# Given information
━━━━
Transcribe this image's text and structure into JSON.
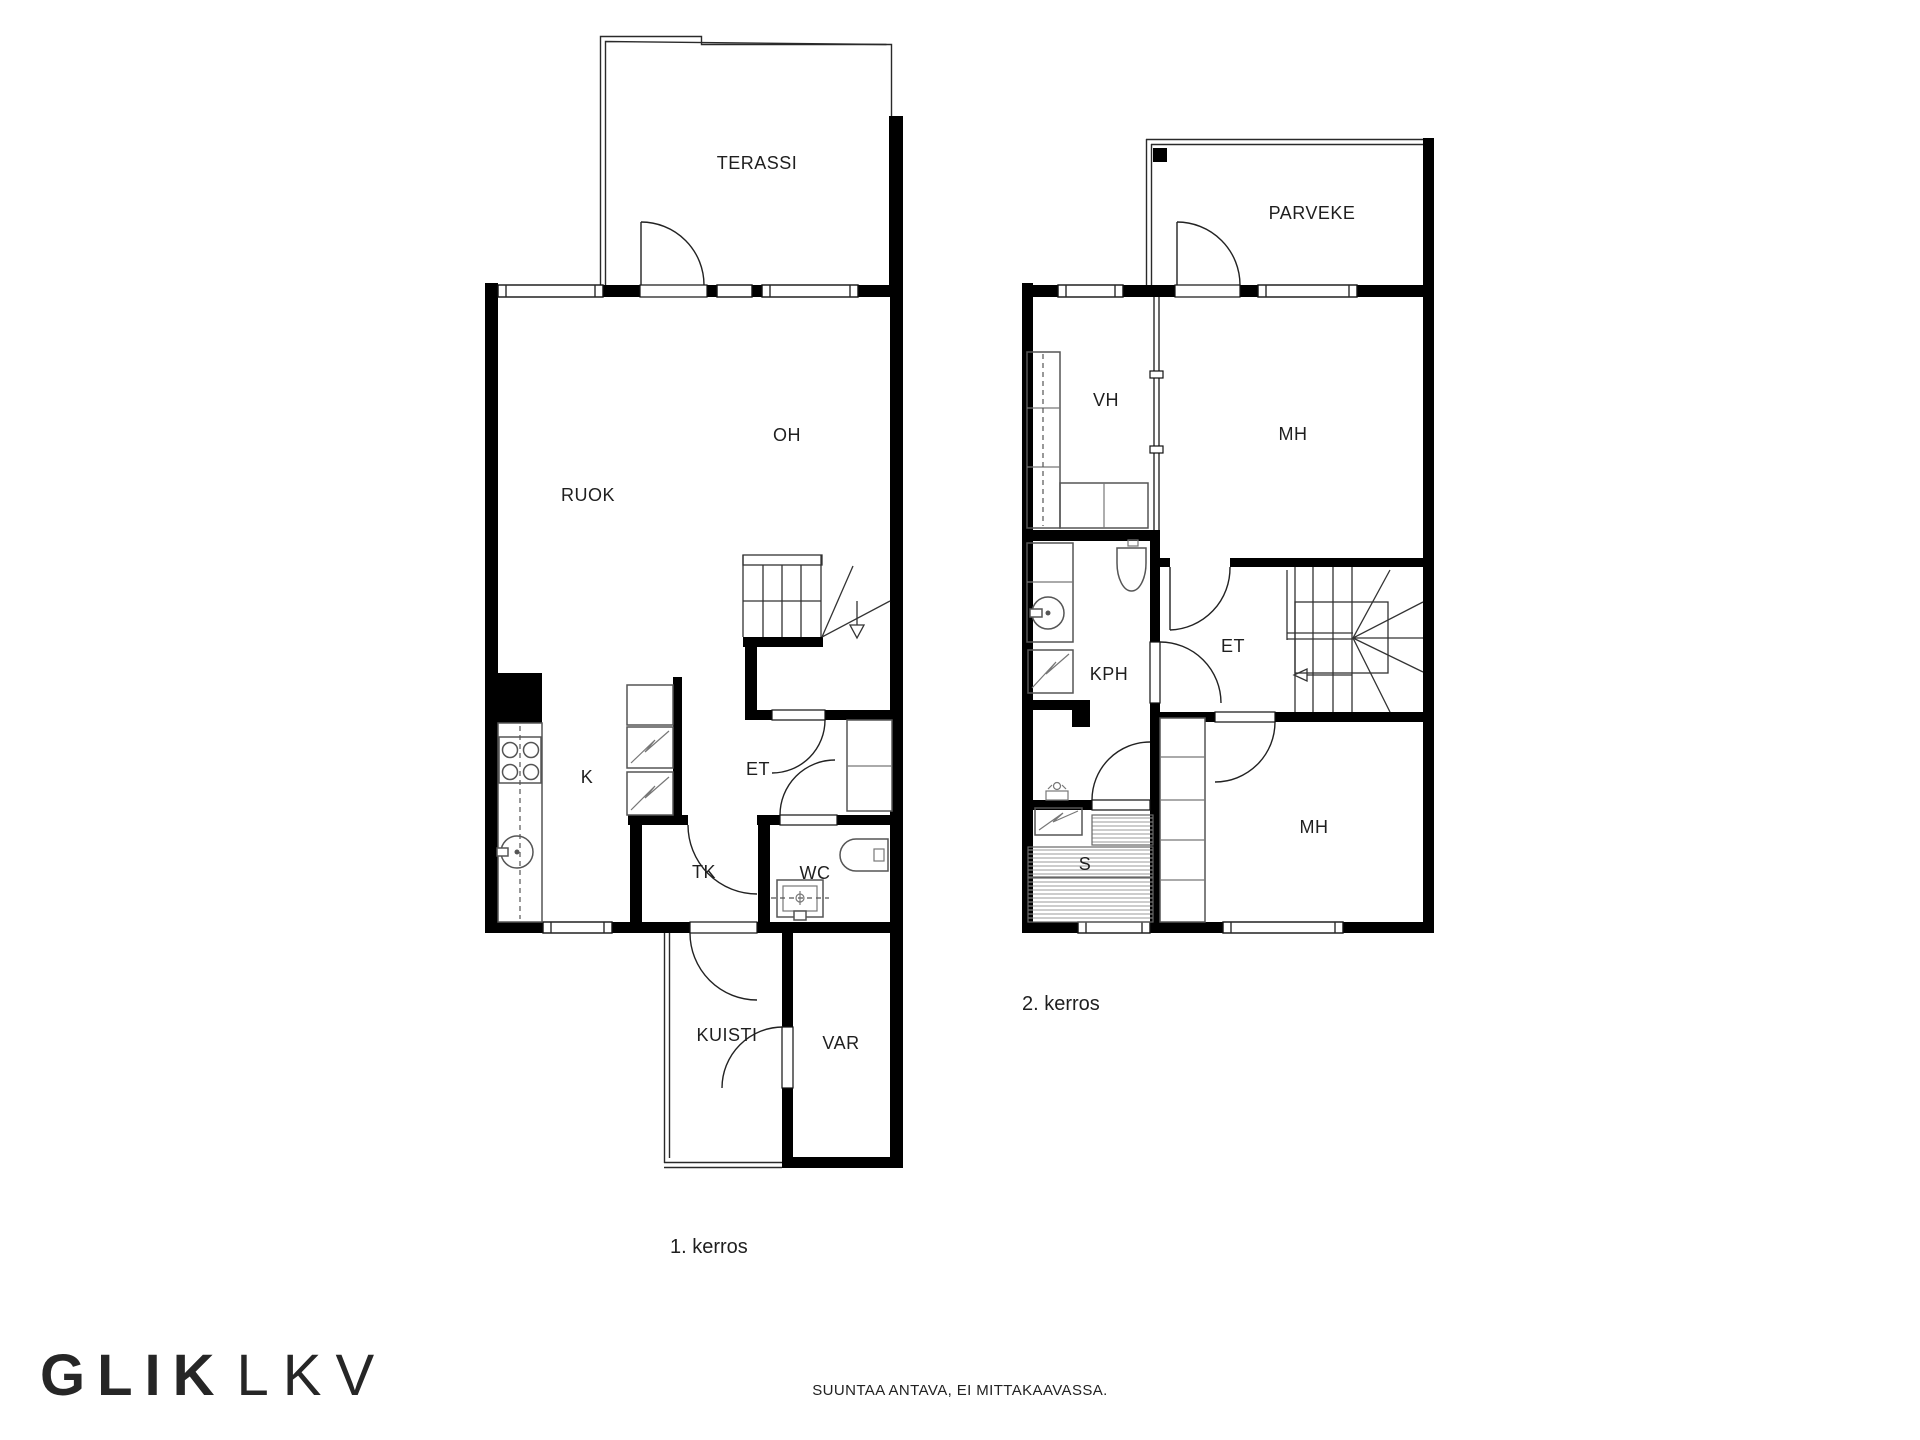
{
  "floor1": {
    "name": "1. kerros",
    "rooms": {
      "terassi": "TERASSI",
      "oh": "OH",
      "ruok": "RUOK",
      "k": "K",
      "et": "ET",
      "tk": "TK",
      "wc": "WC",
      "kuisti": "KUISTI",
      "var": "VAR"
    }
  },
  "floor2": {
    "name": "2. kerros",
    "rooms": {
      "parveke": "PARVEKE",
      "vh": "VH",
      "mh_top": "MH",
      "kph": "KPH",
      "et": "ET",
      "s": "S",
      "mh_bottom": "MH"
    }
  },
  "footer": {
    "brand_bold": "GLIK",
    "brand_light": "LKV",
    "disclaimer": "SUUNTAA ANTAVA, EI MITTAKAAVASSA."
  },
  "colors": {
    "wall": "#000000",
    "background": "#ffffff",
    "fixture_line": "#555555",
    "text": "#1f1f1f"
  }
}
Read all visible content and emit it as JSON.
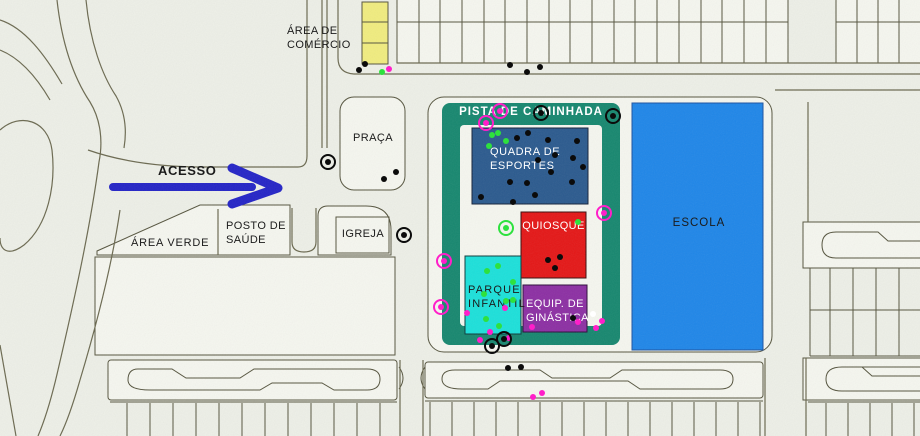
{
  "map": {
    "background": "#edefe7",
    "block_fill": "#f5f6ef",
    "line_color": "#55543e",
    "noise_opacity": 0.09
  },
  "zones": {
    "area_comercio": {
      "label": "ÁREA DE\nCOMÉRCIO",
      "building_color": "#f0ec7f"
    },
    "praca": {
      "label": "PRAÇA"
    },
    "area_verde": {
      "label": "ÁREA VERDE"
    },
    "posto_saude": {
      "label": "POSTO DE\nSAÚDE"
    },
    "igreja": {
      "label": "IGREJA"
    },
    "pista_caminhada": {
      "label": "PISTA DE CAMINHADA",
      "color": "#17876f",
      "text_color": "#ffffff"
    },
    "quadra_esportes": {
      "label": "QUADRA DE\nESPORTES",
      "color": "#2b5a8e",
      "text_color": "#ffffff"
    },
    "quiosque": {
      "label": "QUIOSQUE",
      "color": "#e41717",
      "text_color": "#ffffff"
    },
    "parque_infantil": {
      "label": "PARQUE\nINFANTIL",
      "color": "#1ce0da",
      "text_color": "#000000"
    },
    "equip_ginastica": {
      "label": "EQUIP. DE\nGINÁSTICA",
      "color": "#8c2fa3",
      "text_color": "#ffffff"
    },
    "escola": {
      "label": "ESCOLA",
      "color": "#1f86e8",
      "text_color": "#000000"
    }
  },
  "access": {
    "label": "ACESSO",
    "arrow_color": "#2424c6"
  },
  "dots": {
    "colors": {
      "black": "#0b0b0b",
      "green": "#2ee13e",
      "magenta": "#ff1fc9",
      "white": "#ffffff"
    },
    "plain": [
      {
        "x": 359,
        "y": 70,
        "c": "black"
      },
      {
        "x": 365,
        "y": 64,
        "c": "black"
      },
      {
        "x": 510,
        "y": 65,
        "c": "black"
      },
      {
        "x": 527,
        "y": 72,
        "c": "black"
      },
      {
        "x": 540,
        "y": 67,
        "c": "black"
      },
      {
        "x": 384,
        "y": 179,
        "c": "black"
      },
      {
        "x": 396,
        "y": 172,
        "c": "black"
      },
      {
        "x": 517,
        "y": 138,
        "c": "black"
      },
      {
        "x": 528,
        "y": 133,
        "c": "black"
      },
      {
        "x": 548,
        "y": 140,
        "c": "black"
      },
      {
        "x": 573,
        "y": 158,
        "c": "black"
      },
      {
        "x": 577,
        "y": 141,
        "c": "black"
      },
      {
        "x": 555,
        "y": 155,
        "c": "black"
      },
      {
        "x": 538,
        "y": 160,
        "c": "black"
      },
      {
        "x": 583,
        "y": 167,
        "c": "black"
      },
      {
        "x": 551,
        "y": 172,
        "c": "black"
      },
      {
        "x": 572,
        "y": 182,
        "c": "black"
      },
      {
        "x": 527,
        "y": 183,
        "c": "black"
      },
      {
        "x": 510,
        "y": 182,
        "c": "black"
      },
      {
        "x": 535,
        "y": 195,
        "c": "black"
      },
      {
        "x": 513,
        "y": 202,
        "c": "black"
      },
      {
        "x": 481,
        "y": 197,
        "c": "black"
      },
      {
        "x": 548,
        "y": 260,
        "c": "black"
      },
      {
        "x": 560,
        "y": 257,
        "c": "black"
      },
      {
        "x": 555,
        "y": 268,
        "c": "black"
      },
      {
        "x": 573,
        "y": 318,
        "c": "black"
      },
      {
        "x": 508,
        "y": 368,
        "c": "black"
      },
      {
        "x": 521,
        "y": 367,
        "c": "black"
      },
      {
        "x": 382,
        "y": 72,
        "c": "green"
      },
      {
        "x": 492,
        "y": 135,
        "c": "green"
      },
      {
        "x": 498,
        "y": 133,
        "c": "green"
      },
      {
        "x": 506,
        "y": 141,
        "c": "green"
      },
      {
        "x": 489,
        "y": 146,
        "c": "green"
      },
      {
        "x": 578,
        "y": 222,
        "c": "green"
      },
      {
        "x": 487,
        "y": 271,
        "c": "green"
      },
      {
        "x": 498,
        "y": 266,
        "c": "green"
      },
      {
        "x": 513,
        "y": 282,
        "c": "green"
      },
      {
        "x": 484,
        "y": 294,
        "c": "green"
      },
      {
        "x": 506,
        "y": 301,
        "c": "green"
      },
      {
        "x": 486,
        "y": 319,
        "c": "green"
      },
      {
        "x": 499,
        "y": 326,
        "c": "green"
      },
      {
        "x": 513,
        "y": 300,
        "c": "green"
      },
      {
        "x": 389,
        "y": 69,
        "c": "magenta"
      },
      {
        "x": 467,
        "y": 313,
        "c": "magenta"
      },
      {
        "x": 505,
        "y": 308,
        "c": "magenta"
      },
      {
        "x": 490,
        "y": 332,
        "c": "magenta"
      },
      {
        "x": 480,
        "y": 340,
        "c": "magenta"
      },
      {
        "x": 509,
        "y": 338,
        "c": "magenta"
      },
      {
        "x": 532,
        "y": 327,
        "c": "magenta"
      },
      {
        "x": 578,
        "y": 322,
        "c": "magenta"
      },
      {
        "x": 596,
        "y": 328,
        "c": "magenta"
      },
      {
        "x": 602,
        "y": 321,
        "c": "magenta"
      },
      {
        "x": 533,
        "y": 397,
        "c": "magenta"
      },
      {
        "x": 542,
        "y": 393,
        "c": "magenta"
      },
      {
        "x": 593,
        "y": 314,
        "c": "white"
      }
    ],
    "circled": [
      {
        "x": 328,
        "y": 162,
        "c": "black"
      },
      {
        "x": 404,
        "y": 235,
        "c": "black"
      },
      {
        "x": 541,
        "y": 113,
        "c": "black"
      },
      {
        "x": 613,
        "y": 116,
        "c": "black"
      },
      {
        "x": 492,
        "y": 346,
        "c": "black"
      },
      {
        "x": 504,
        "y": 339,
        "c": "black"
      },
      {
        "x": 500,
        "y": 111,
        "c": "magenta"
      },
      {
        "x": 486,
        "y": 123,
        "c": "magenta"
      },
      {
        "x": 604,
        "y": 213,
        "c": "magenta"
      },
      {
        "x": 444,
        "y": 261,
        "c": "magenta"
      },
      {
        "x": 441,
        "y": 307,
        "c": "magenta"
      },
      {
        "x": 506,
        "y": 228,
        "c": "green"
      }
    ]
  }
}
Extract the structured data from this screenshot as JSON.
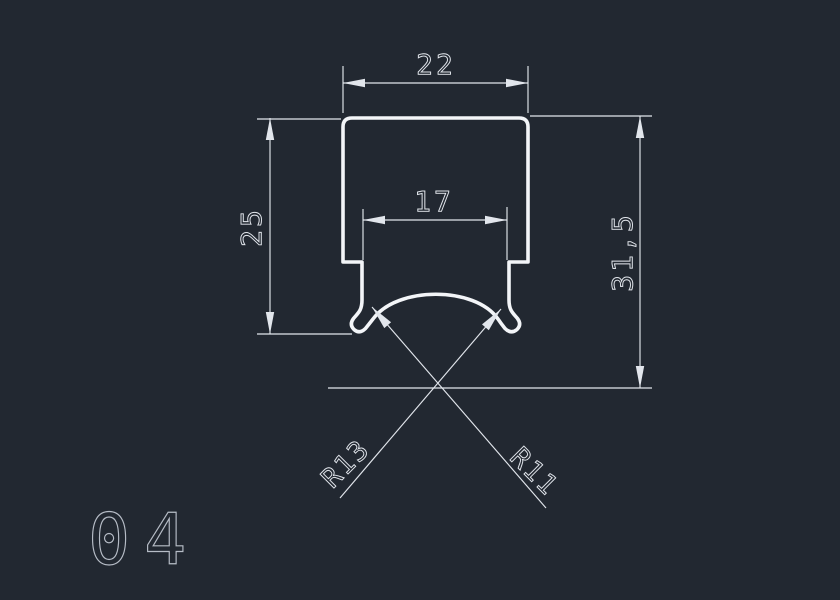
{
  "canvas": {
    "background": "#222831"
  },
  "drawing": {
    "part_label": "04",
    "colors": {
      "profile": "#f3f5f8",
      "dimension": "#e2e6ec",
      "label": "#b6bcc6"
    },
    "dimensions": {
      "top_width": "22",
      "inner_width": "17",
      "left_height": "25",
      "overall_height": "31,5",
      "radius_left_label": "R13",
      "radius_right_label": "R11"
    }
  }
}
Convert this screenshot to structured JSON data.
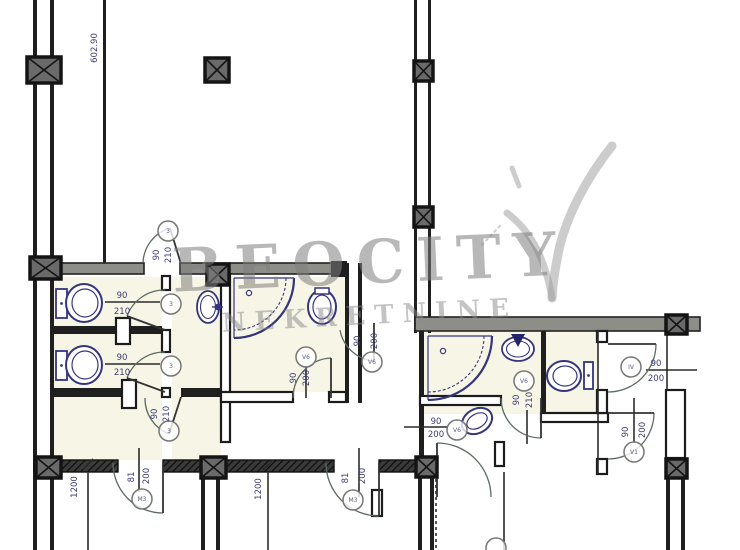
━━━━
# Exercise details
Give the number of lines in the listing above that hold the string "JSON", with nothing else.

# The reply
4